»»

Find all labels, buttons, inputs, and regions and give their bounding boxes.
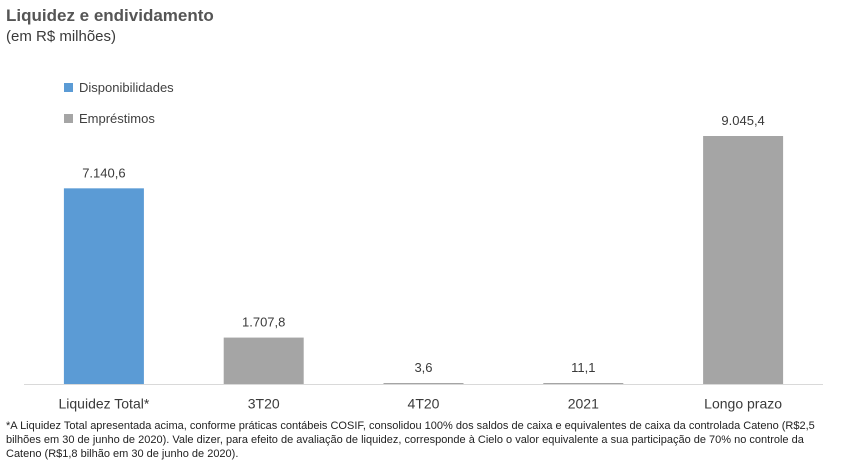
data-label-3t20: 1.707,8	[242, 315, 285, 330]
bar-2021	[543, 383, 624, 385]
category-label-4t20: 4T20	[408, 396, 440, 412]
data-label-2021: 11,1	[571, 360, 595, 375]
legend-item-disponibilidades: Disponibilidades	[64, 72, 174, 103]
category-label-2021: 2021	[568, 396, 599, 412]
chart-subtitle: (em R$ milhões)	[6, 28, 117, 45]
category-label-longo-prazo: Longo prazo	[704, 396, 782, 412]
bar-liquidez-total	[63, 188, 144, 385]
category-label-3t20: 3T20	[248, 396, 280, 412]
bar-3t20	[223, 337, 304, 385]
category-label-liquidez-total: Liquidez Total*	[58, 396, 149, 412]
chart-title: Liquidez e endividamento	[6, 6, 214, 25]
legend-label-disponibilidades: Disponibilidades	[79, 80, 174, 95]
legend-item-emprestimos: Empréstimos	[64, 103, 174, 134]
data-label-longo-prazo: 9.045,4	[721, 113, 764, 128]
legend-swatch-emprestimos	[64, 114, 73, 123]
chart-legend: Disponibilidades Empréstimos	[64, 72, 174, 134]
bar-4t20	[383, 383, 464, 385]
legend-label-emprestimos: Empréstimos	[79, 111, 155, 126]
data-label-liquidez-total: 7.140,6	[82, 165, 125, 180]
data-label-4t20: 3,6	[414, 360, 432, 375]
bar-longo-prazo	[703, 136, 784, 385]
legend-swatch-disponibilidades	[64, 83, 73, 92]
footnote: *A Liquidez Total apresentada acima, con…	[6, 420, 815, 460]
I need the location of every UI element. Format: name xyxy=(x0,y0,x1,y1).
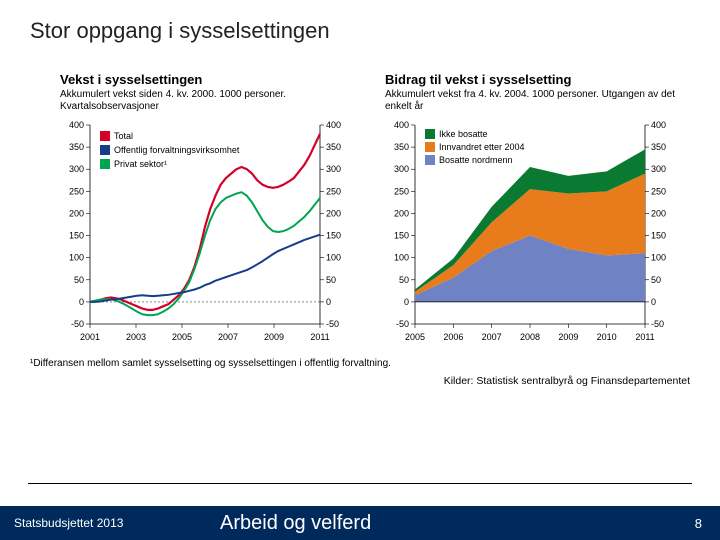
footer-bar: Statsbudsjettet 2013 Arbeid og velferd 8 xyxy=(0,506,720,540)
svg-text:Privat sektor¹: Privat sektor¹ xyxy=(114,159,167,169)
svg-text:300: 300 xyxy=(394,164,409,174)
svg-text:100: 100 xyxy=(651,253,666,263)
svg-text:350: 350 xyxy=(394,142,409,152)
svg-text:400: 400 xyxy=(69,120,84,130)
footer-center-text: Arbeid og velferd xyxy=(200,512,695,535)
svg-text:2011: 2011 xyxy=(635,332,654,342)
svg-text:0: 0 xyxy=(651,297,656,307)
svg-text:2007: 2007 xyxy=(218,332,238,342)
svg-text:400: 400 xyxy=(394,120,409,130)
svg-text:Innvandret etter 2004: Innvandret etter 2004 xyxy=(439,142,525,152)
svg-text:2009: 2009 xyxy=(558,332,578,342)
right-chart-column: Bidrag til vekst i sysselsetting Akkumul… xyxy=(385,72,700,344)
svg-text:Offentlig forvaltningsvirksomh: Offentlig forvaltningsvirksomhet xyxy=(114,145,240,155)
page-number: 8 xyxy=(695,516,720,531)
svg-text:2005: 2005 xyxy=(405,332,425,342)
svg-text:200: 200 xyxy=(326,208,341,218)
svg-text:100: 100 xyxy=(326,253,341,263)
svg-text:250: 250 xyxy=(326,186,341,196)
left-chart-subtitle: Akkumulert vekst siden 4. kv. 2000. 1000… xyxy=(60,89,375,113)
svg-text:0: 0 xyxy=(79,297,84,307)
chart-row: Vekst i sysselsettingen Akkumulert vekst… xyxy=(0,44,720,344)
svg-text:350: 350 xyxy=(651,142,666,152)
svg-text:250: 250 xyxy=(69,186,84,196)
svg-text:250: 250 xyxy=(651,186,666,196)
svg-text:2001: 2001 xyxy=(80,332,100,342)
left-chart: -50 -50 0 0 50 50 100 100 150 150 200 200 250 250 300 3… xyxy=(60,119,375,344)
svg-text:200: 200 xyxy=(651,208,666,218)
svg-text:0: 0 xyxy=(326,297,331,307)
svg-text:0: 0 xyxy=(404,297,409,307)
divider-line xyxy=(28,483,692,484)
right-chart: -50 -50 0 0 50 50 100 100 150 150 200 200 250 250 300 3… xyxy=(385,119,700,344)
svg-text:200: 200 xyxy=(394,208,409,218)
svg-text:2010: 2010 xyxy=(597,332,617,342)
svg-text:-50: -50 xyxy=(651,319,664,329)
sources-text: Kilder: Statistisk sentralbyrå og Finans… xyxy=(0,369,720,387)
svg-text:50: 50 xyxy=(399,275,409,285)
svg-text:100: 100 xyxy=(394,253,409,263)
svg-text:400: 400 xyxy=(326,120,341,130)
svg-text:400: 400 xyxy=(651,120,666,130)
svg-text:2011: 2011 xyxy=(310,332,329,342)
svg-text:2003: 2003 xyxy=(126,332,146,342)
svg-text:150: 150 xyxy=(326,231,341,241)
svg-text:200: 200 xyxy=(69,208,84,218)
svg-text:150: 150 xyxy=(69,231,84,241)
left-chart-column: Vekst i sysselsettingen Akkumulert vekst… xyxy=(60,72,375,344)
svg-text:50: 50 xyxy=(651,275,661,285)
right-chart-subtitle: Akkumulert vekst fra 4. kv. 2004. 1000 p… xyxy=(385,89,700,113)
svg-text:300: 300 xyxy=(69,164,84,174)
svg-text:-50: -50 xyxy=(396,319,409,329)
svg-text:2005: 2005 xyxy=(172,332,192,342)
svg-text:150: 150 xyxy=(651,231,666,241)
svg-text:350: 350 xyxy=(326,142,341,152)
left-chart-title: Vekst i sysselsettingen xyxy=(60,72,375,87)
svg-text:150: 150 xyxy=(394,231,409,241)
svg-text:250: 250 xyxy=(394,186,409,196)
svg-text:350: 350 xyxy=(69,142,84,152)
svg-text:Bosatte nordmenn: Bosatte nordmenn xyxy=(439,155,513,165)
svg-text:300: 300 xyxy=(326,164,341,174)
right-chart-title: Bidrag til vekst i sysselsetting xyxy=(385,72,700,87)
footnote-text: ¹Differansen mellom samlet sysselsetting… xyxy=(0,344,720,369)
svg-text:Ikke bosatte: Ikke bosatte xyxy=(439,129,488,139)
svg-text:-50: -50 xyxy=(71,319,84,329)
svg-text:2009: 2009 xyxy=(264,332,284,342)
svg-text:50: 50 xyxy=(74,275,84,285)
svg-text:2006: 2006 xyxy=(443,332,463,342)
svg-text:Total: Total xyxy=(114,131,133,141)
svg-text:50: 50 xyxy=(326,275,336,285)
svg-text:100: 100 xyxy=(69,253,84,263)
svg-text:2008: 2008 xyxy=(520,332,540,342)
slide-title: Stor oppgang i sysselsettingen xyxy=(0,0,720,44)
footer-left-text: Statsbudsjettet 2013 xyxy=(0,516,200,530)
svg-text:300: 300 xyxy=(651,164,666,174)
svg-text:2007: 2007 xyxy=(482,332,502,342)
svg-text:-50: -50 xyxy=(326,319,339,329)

««
»»

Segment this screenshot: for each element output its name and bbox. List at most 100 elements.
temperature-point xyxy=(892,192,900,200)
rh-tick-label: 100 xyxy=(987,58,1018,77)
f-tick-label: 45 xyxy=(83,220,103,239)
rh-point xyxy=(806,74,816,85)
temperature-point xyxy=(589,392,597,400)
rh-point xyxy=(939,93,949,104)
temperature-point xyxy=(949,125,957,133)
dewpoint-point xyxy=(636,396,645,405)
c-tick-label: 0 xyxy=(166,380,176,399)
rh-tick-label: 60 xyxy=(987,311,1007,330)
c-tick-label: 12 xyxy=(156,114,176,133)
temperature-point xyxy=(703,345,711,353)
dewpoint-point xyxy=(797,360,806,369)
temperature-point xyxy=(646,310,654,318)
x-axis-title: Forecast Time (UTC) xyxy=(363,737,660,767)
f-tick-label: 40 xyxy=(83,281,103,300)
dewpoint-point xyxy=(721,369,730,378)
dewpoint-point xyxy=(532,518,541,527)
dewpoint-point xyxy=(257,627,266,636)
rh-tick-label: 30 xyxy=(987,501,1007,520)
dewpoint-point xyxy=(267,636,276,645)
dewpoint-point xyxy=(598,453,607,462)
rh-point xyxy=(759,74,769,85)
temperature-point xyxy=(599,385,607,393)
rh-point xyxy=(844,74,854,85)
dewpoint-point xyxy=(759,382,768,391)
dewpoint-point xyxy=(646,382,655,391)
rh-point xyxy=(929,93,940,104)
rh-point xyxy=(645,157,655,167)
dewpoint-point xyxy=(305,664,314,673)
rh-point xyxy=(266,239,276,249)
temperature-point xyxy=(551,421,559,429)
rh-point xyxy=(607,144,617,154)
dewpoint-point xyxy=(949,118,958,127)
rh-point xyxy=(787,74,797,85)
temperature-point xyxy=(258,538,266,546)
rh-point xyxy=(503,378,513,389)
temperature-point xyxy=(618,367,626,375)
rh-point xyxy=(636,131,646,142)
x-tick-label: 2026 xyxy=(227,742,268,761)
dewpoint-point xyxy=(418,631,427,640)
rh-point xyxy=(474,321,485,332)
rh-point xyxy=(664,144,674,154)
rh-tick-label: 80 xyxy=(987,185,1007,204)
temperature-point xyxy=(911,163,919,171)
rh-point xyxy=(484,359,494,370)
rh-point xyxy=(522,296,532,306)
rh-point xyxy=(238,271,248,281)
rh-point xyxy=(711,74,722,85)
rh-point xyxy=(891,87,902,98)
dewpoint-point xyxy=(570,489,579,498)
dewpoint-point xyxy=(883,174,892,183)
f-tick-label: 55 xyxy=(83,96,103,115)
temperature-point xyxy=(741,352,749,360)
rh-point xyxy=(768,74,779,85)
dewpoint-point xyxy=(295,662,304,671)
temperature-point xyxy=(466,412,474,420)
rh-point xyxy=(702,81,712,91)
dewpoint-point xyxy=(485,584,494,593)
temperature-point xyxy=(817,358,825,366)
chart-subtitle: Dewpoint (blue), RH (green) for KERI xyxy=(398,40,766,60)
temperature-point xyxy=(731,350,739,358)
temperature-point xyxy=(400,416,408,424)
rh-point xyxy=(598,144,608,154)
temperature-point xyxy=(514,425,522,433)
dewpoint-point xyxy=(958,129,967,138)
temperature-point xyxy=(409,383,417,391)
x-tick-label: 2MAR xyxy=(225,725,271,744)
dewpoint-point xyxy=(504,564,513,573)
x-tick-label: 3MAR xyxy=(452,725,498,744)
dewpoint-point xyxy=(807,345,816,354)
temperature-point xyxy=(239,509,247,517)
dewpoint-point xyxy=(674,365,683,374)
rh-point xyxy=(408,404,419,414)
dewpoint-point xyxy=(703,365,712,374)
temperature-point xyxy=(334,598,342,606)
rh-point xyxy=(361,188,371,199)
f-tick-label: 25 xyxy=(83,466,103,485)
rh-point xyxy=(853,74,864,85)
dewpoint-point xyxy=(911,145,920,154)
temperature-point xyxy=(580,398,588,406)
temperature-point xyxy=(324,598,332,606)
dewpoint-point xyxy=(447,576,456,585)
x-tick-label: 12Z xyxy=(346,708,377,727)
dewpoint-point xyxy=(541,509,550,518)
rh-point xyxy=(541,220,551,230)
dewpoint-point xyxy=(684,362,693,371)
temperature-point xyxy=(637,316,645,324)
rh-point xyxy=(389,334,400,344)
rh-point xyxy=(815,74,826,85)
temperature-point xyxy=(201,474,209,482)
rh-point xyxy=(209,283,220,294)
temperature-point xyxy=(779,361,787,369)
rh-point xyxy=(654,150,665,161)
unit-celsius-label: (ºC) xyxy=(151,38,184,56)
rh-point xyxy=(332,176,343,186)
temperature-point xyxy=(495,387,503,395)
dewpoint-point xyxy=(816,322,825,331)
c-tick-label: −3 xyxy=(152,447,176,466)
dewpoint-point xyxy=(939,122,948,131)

««

## Set task
Please collect each line of the material above that contains the word "legend" and copy those lines out in full.

## Full response
legend-item-disponibilidades: Disponibilidades	[64, 72, 174, 103]
legend-label-disponibilidades: Disponibilidades	[79, 80, 174, 95]
legend-item-emprestimos: Empréstimos	[64, 103, 174, 134]
legend-swatch-emprestimos	[64, 114, 73, 123]
chart-legend: Disponibilidades Empréstimos	[64, 72, 174, 134]
legend-label-emprestimos: Empréstimos	[79, 111, 155, 126]
legend-swatch-disponibilidades	[64, 83, 73, 92]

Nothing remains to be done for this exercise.